Work to be completed. Draw out every line with the word "Leite" from the listing below.

....

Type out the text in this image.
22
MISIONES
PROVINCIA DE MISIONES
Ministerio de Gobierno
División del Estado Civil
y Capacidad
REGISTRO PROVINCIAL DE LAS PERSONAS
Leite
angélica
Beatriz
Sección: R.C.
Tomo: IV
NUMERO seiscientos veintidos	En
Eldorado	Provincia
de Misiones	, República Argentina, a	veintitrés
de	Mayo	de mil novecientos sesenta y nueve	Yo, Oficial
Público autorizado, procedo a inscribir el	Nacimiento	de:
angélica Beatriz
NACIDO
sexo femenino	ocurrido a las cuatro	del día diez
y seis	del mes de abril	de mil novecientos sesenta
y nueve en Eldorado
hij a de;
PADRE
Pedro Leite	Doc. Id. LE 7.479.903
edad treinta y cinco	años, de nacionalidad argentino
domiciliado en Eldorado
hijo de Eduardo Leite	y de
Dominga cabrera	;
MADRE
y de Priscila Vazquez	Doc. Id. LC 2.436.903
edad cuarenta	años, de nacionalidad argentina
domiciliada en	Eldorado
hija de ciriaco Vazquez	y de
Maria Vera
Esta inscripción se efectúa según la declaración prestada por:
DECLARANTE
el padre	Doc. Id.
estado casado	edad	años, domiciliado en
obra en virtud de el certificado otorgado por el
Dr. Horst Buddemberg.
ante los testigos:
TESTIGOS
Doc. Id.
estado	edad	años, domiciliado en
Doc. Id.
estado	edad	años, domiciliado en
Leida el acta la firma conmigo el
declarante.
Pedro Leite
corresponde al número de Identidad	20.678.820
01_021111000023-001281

....

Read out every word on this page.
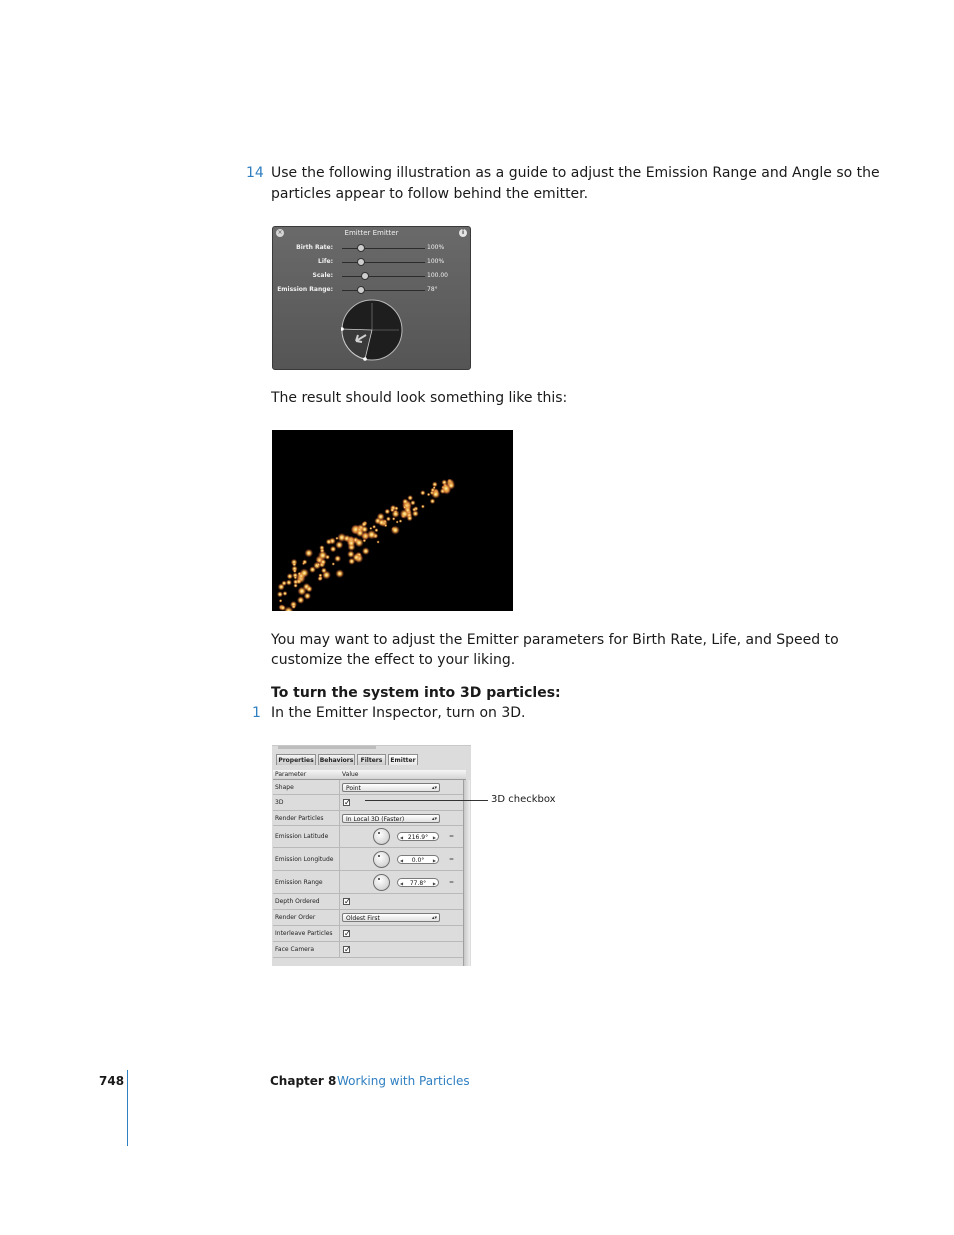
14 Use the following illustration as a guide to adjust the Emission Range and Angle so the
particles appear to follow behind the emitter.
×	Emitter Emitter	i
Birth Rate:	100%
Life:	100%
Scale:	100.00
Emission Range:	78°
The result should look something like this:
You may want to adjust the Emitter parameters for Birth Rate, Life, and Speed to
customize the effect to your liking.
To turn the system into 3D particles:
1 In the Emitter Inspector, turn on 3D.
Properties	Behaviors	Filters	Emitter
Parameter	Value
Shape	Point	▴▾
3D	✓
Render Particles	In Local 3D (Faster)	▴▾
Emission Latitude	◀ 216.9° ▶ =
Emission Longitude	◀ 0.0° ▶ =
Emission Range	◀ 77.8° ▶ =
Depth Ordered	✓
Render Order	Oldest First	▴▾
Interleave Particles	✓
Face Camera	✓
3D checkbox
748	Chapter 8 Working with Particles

....

Response.
Leite
Pedro Leite	Doc. Id. LE 7.479.903
hijo de Eduardo Leite	y de
Pedro Leite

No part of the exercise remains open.